Exercise objective: Every line of the material is to be quoted verbatim, minus the pictures.

Chart and figure data
#####

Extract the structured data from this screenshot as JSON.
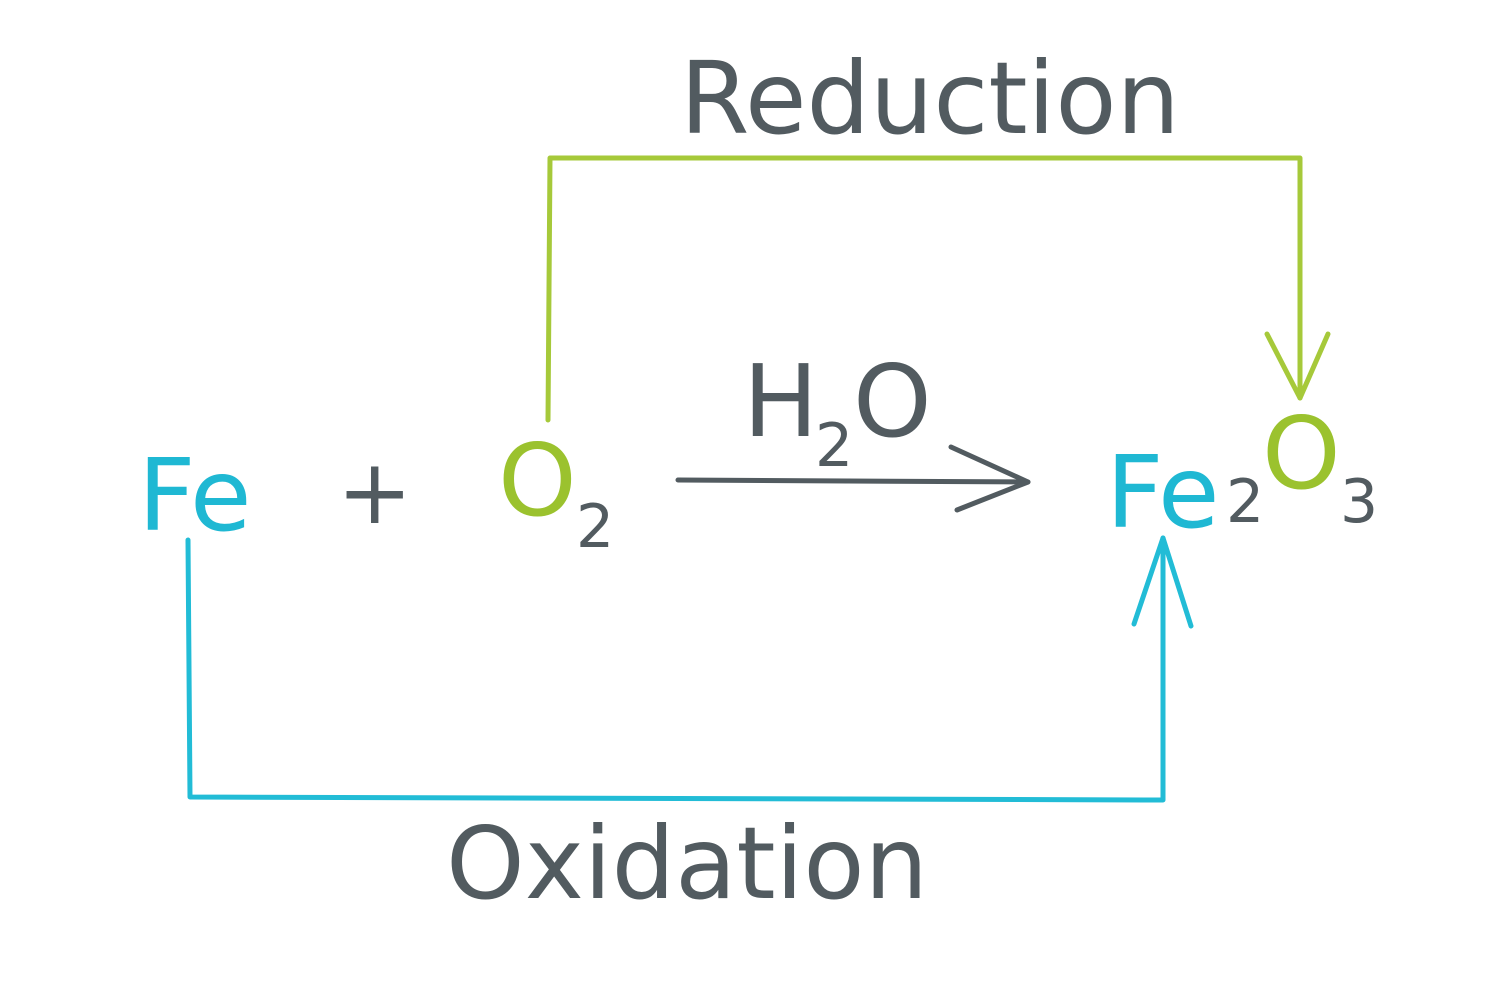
{
  "reaction": {
    "reactant_1": "Fe",
    "plus_sign": "+",
    "reactant_2": {
      "symbol": "O",
      "subscript": "2"
    },
    "catalyst": {
      "symbol_1": "H",
      "subscript": "2",
      "symbol_2": "O"
    },
    "product": {
      "symbol_1": "Fe",
      "subscript_1": "2",
      "symbol_2": "O",
      "subscript_2": "3"
    }
  },
  "labels": {
    "reduction": "Reduction",
    "oxidation": "Oxidation"
  },
  "colors": {
    "iron": "#1fb8d3",
    "oxygen": "#9bc22e",
    "text": "#525b60",
    "reduction_line": "#a6c93a",
    "oxidation_line": "#22bcd6",
    "reaction_arrow": "#525b60"
  }
}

#####

Task result:
Extract the structured data from this screenshot as JSON.
{
  "reaction": {
    "reactant_1": "Fe",
    "plus_sign": "+",
    "reactant_2": {
      "symbol": "O",
      "subscript": "2"
    },
    "catalyst": {
      "symbol_1": "H",
      "subscript": "2",
      "symbol_2": "O"
    },
    "product": {
      "symbol_1": "Fe",
      "subscript_1": "2",
      "symbol_2": "O",
      "subscript_2": "3"
    }
  },
  "labels": {
    "reduction": "Reduction",
    "oxidation": "Oxidation"
  },
  "colors": {
    "iron": "#1fb8d3",
    "oxygen": "#9bc22e",
    "text": "#525b60",
    "reduction_line": "#a6c93a",
    "oxidation_line": "#22bcd6",
    "reaction_arrow": "#525b60"
  }
}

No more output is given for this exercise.